Work instructions
Each record must be reproduced exactly as it is shown.

Entries
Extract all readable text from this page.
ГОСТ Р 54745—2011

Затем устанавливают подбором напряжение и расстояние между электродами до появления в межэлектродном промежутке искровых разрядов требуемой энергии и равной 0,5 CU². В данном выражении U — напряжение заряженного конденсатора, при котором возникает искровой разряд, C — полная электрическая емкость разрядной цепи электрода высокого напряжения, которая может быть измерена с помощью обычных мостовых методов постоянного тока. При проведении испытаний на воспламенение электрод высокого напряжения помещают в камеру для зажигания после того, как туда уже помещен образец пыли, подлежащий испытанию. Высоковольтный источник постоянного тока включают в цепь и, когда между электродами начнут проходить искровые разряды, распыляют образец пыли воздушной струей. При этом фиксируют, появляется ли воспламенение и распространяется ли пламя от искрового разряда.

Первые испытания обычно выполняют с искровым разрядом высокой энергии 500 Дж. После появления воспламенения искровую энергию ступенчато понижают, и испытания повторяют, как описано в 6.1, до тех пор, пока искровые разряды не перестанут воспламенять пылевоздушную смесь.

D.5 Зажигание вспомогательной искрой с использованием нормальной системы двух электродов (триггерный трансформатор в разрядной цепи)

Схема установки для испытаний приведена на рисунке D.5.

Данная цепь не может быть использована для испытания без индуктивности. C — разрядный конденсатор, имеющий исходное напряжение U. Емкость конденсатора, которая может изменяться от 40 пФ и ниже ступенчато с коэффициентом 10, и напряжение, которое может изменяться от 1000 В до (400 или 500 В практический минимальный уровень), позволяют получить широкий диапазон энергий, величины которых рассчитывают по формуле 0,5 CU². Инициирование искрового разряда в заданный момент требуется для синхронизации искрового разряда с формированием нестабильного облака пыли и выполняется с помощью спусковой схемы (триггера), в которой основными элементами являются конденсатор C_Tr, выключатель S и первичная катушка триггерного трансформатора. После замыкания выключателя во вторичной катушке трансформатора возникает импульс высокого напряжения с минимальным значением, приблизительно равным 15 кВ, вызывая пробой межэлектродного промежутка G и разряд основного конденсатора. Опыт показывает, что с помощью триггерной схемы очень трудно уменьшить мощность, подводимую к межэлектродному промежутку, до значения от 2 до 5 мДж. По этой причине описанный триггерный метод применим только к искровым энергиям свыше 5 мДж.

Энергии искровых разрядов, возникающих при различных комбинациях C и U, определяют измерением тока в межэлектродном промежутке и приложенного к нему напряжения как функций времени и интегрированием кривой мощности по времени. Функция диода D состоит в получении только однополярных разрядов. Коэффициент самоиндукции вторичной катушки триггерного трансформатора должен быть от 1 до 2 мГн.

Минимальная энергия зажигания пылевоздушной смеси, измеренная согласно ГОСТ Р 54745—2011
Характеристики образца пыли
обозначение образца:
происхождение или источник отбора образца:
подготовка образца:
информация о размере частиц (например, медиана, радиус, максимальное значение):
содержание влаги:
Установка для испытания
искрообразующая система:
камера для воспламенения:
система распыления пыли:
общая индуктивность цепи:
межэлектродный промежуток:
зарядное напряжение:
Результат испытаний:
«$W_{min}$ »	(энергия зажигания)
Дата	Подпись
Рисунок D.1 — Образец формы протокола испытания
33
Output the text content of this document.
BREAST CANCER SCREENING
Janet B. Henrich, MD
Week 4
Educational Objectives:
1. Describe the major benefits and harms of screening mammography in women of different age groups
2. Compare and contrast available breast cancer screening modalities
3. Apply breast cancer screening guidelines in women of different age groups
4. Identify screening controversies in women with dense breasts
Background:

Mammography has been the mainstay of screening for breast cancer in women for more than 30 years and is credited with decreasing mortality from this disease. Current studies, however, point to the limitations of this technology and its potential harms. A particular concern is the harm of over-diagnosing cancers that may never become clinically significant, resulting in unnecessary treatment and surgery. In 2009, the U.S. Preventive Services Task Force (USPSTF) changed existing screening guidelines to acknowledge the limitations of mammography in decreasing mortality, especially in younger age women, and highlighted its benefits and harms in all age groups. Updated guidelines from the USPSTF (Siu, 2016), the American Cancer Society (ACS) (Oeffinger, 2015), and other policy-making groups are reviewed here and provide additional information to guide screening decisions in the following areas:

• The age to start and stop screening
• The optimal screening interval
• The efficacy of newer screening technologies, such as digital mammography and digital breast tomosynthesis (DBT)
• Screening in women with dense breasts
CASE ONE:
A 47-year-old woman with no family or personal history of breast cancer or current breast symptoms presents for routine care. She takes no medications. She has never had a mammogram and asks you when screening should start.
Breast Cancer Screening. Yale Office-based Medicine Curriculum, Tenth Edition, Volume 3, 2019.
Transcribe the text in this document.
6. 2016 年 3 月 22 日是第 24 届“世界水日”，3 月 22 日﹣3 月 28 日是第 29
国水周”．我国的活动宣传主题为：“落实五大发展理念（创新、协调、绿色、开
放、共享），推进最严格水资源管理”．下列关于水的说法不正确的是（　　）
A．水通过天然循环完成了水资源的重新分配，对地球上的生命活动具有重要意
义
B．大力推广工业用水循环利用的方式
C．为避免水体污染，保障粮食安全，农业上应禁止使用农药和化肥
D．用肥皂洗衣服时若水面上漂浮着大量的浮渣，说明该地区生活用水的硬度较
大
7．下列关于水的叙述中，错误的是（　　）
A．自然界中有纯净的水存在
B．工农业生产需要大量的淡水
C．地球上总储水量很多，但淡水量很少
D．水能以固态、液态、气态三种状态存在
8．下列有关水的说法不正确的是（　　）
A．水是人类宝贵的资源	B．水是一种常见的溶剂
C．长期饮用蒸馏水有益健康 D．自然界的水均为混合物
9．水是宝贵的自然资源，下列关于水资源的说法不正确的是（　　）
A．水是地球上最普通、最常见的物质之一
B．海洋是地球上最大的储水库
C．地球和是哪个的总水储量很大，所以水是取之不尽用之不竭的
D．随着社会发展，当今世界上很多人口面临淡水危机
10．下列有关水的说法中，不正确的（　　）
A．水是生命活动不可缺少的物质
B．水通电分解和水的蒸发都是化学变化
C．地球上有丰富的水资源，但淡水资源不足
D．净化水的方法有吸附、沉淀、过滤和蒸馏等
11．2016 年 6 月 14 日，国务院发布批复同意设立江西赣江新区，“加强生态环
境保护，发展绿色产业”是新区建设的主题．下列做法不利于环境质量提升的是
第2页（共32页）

Task response
Extract all readable text from this page.
ГОСТ Р 54745—2011

Затем устанавливают подбором напряжение и расстояние между электродами до появления в межэлектродном промежутке искровых разрядов требуемой энергии и равной 0,5 CU². В данном выражении U — напряжение заряженного конденсатора, при котором возникает искровой разряд, C — полная электрическая емкость разрядной цепи электрода высокого напряжения, которая может быть измерена с помощью обычных мостовых методов постоянного тока. При проведении испытаний на воспламенение электрод высокого напряжения помещают в камеру для зажигания после того, как туда уже помещен образец пыли, подлежащий испытанию. Высоковольтный источник постоянного тока включают в цепь и, когда между электродами начнут проходить искровые разряды, распыляют образец пыли воздушной струей. При этом фиксируют, появляется ли воспламенение и распространяется ли пламя от искрового разряда.

Первые испытания обычно выполняют с искровым разрядом высокой энергии 500 Дж. После появления воспламенения искровую энергию ступенчато понижают, и испытания повторяют, как описано в 6.1, до тех пор, пока искровые разряды не перестанут воспламенять пылевоздушную смесь.

D.5 Зажигание вспомогательной искрой с использованием нормальной системы двух электродов (триггерный трансформатор в разрядной цепи)

Схема установки для испытаний приведена на рисунке D.5.

Данная цепь не может быть использована для испытания без индуктивности. C — разрядный конденсатор, имеющий исходное напряжение U. Емкость конденсатора, которая может изменяться от 40 пФ и ниже ступенчато с коэффициентом 10, и напряжение, которое может изменяться от 1000 В до (400 или 500 В практический минимальный уровень), позволяют получить широкий диапазон энергий, величины которых рассчитывают по формуле 0,5 CU². Инициирование искрового разряда в заданный момент требуется для синхронизации искрового разряда с формированием нестабильного облака пыли и выполняется с помощью спусковой схемы (триггера), в которой основными элементами являются конденсатор C_Tr, выключатель S и первичная катушка триггерного трансформатора. После замыкания выключателя во вторичной катушке трансформатора возникает импульс высокого напряжения с минимальным значением, приблизительно равным 15 кВ, вызывая пробой межэлектродного промежутка G и разряд основного конденсатора. Опыт показывает, что с помощью триггерной схемы очень трудно уменьшить мощность, подводимую к межэлектродному промежутку, до значения от 2 до 5 мДж. По этой причине описанный триггерный метод применим только к искровым энергиям свыше 5 мДж.

Энергии искровых разрядов, возникающих при различных комбинациях C и U, определяют измерением тока в межэлектродном промежутке и приложенного к нему напряжения как функций времени и интегрированием кривой мощности по времени. Функция диода D состоит в получении только однополярных разрядов. Коэффициент самоиндукции вторичной катушки триггерного трансформатора должен быть от 1 до 2 мГн.

Минимальная энергия зажигания пылевоздушной смеси, измеренная согласно ГОСТ Р 54745—2011
Характеристики образца пыли
обозначение образца:
происхождение или источник отбора образца:
подготовка образца:
информация о размере частиц (например, медиана, радиус, максимальное значение):
содержание влаги:
Установка для испытания
искрообразующая система:
камера для воспламенения:
система распыления пыли:
общая индуктивность цепи:
межэлектродный промежуток:
зарядное напряжение:
Результат испытаний:
«$W_{min}$ »	(энергия зажигания)
Дата	Подпись
Рисунок D.1 — Образец формы протокола испытания
33
Output the text content of this document.
BREAST CANCER SCREENING
Janet B. Henrich, MD
Week 4
Educational Objectives:
1. Describe the major benefits and harms of screening mammography in women of different age groups
2. Compare and contrast available breast cancer screening modalities
3. Apply breast cancer screening guidelines in women of different age groups
4. Identify screening controversies in women with dense breasts
Background:

Mammography has been the mainstay of screening for breast cancer in women for more than 30 years and is credited with decreasing mortality from this disease. Current studies, however, point to the limitations of this technology and its potential harms. A particular concern is the harm of over-diagnosing cancers that may never become clinically significant, resulting in unnecessary treatment and surgery. In 2009, the U.S. Preventive Services Task Force (USPSTF) changed existing screening guidelines to acknowledge the limitations of mammography in decreasing mortality, especially in younger age women, and highlighted its benefits and harms in all age groups. Updated guidelines from the USPSTF (Siu, 2016), the American Cancer Society (ACS) (Oeffinger, 2015), and other policy-making groups are reviewed here and provide additional information to guide screening decisions in the following areas:

• The age to start and stop screening
• The optimal screening interval
• The efficacy of newer screening technologies, such as digital mammography and digital breast tomosynthesis (DBT)
• Screening in women with dense breasts
CASE ONE:
A 47-year-old woman with no family or personal history of breast cancer or current breast symptoms presents for routine care. She takes no medications. She has never had a mammogram and asks you when screening should start.
Breast Cancer Screening. Yale Office-based Medicine Curriculum, Tenth Edition, Volume 3, 2019.
Transcribe the text in this document.
6. 2016 年 3 月 22 日是第 24 届“世界水日”，3 月 22 日﹣3 月 28 日是第 29
国水周”．我国的活动宣传主题为：“落实五大发展理念（创新、协调、绿色、开
放、共享），推进最严格水资源管理”．下列关于水的说法不正确的是（　　）
A．水通过天然循环完成了水资源的重新分配，对地球上的生命活动具有重要意
义
B．大力推广工业用水循环利用的方式
C．为避免水体污染，保障粮食安全，农业上应禁止使用农药和化肥
D．用肥皂洗衣服时若水面上漂浮着大量的浮渣，说明该地区生活用水的硬度较
大
7．下列关于水的叙述中，错误的是（　　）
A．自然界中有纯净的水存在
B．工农业生产需要大量的淡水
C．地球上总储水量很多，但淡水量很少
D．水能以固态、液态、气态三种状态存在
8．下列有关水的说法不正确的是（　　）
A．水是人类宝贵的资源	B．水是一种常见的溶剂
C．长期饮用蒸馏水有益健康 D．自然界的水均为混合物
9．水是宝贵的自然资源，下列关于水资源的说法不正确的是（　　）
A．水是地球上最普通、最常见的物质之一
B．海洋是地球上最大的储水库
C．地球和是哪个的总水储量很大，所以水是取之不尽用之不竭的
D．随着社会发展，当今世界上很多人口面临淡水危机
10．下列有关水的说法中，不正确的（　　）
A．水是生命活动不可缺少的物质
B．水通电分解和水的蒸发都是化学变化
C．地球上有丰富的水资源，但淡水资源不足
D．净化水的方法有吸附、沉淀、过滤和蒸馏等
11．2016 年 6 月 14 日，国务院发布批复同意设立江西赣江新区，“加强生态环
境保护，发展绿色产业”是新区建设的主题．下列做法不利于环境质量提升的是
第2页（共32页）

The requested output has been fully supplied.